::: Given records
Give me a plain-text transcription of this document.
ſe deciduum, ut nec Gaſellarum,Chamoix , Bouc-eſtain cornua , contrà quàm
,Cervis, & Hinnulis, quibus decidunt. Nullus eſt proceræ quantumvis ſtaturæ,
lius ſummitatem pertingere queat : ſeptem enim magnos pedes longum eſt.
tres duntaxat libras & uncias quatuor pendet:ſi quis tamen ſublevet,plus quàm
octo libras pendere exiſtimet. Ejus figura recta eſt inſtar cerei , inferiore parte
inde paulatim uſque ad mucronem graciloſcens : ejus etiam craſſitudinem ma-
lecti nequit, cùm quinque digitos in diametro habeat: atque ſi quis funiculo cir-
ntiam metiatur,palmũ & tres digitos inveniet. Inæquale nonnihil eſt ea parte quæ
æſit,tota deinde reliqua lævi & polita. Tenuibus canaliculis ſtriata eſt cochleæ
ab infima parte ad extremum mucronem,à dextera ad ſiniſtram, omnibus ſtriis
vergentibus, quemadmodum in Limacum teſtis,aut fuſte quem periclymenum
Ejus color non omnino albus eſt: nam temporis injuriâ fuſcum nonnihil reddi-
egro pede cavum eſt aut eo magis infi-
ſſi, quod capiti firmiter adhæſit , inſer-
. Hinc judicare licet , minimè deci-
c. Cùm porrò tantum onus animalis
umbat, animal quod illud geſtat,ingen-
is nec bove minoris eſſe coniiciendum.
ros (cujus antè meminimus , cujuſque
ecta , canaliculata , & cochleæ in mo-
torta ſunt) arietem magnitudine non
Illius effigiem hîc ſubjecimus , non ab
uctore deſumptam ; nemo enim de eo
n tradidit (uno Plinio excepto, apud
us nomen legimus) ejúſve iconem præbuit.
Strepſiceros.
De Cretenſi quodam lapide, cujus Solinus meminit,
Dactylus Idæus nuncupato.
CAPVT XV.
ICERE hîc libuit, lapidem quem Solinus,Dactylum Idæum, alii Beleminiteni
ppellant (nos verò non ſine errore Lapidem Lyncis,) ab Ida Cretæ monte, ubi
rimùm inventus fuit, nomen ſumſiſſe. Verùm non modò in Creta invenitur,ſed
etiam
::::::
Each line of the listing should be copied exactly.

- **Response below**:
Give me a plain-text transcription of this document.
ſe deciduum, ut nec Gaſellarum,Chamoix , Bouc-eſtain cornua , contrà quàm
,Cervis, & Hinnulis, quibus decidunt. Nullus eſt proceræ quantumvis ſtaturæ,
lius ſummitatem pertingere queat : ſeptem enim magnos pedes longum eſt.
tres duntaxat libras & uncias quatuor pendet:ſi quis tamen ſublevet,plus quàm
octo libras pendere exiſtimet. Ejus figura recta eſt inſtar cerei , inferiore parte
inde paulatim uſque ad mucronem graciloſcens : ejus etiam craſſitudinem ma-
lecti nequit, cùm quinque digitos in diametro habeat: atque ſi quis funiculo cir-
ntiam metiatur,palmũ & tres digitos inveniet. Inæquale nonnihil eſt ea parte quæ
æſit,tota deinde reliqua lævi & polita. Tenuibus canaliculis ſtriata eſt cochleæ
ab infima parte ad extremum mucronem,à dextera ad ſiniſtram, omnibus ſtriis
vergentibus, quemadmodum in Limacum teſtis,aut fuſte quem periclymenum
Ejus color non omnino albus eſt: nam temporis injuriâ fuſcum nonnihil reddi-
egro pede cavum eſt aut eo magis infi-
ſſi, quod capiti firmiter adhæſit , inſer-
. Hinc judicare licet , minimè deci-
c. Cùm porrò tantum onus animalis
umbat, animal quod illud geſtat,ingen-
is nec bove minoris eſſe coniiciendum.
ros (cujus antè meminimus , cujuſque
ecta , canaliculata , & cochleæ in mo-
torta ſunt) arietem magnitudine non
Illius effigiem hîc ſubjecimus , non ab
uctore deſumptam ; nemo enim de eo
n tradidit (uno Plinio excepto, apud
us nomen legimus) ejúſve iconem præbuit.
Strepſiceros.
De Cretenſi quodam lapide, cujus Solinus meminit,
Dactylus Idæus nuncupato.
CAPVT XV.
ICERE hîc libuit, lapidem quem Solinus,Dactylum Idæum, alii Beleminiteni
ppellant (nos verò non ſine errore Lapidem Lyncis,) ab Ida Cretæ monte, ubi
rimùm inventus fuit, nomen ſumſiſſe. Verùm non modò in Creta invenitur,ſed
etiam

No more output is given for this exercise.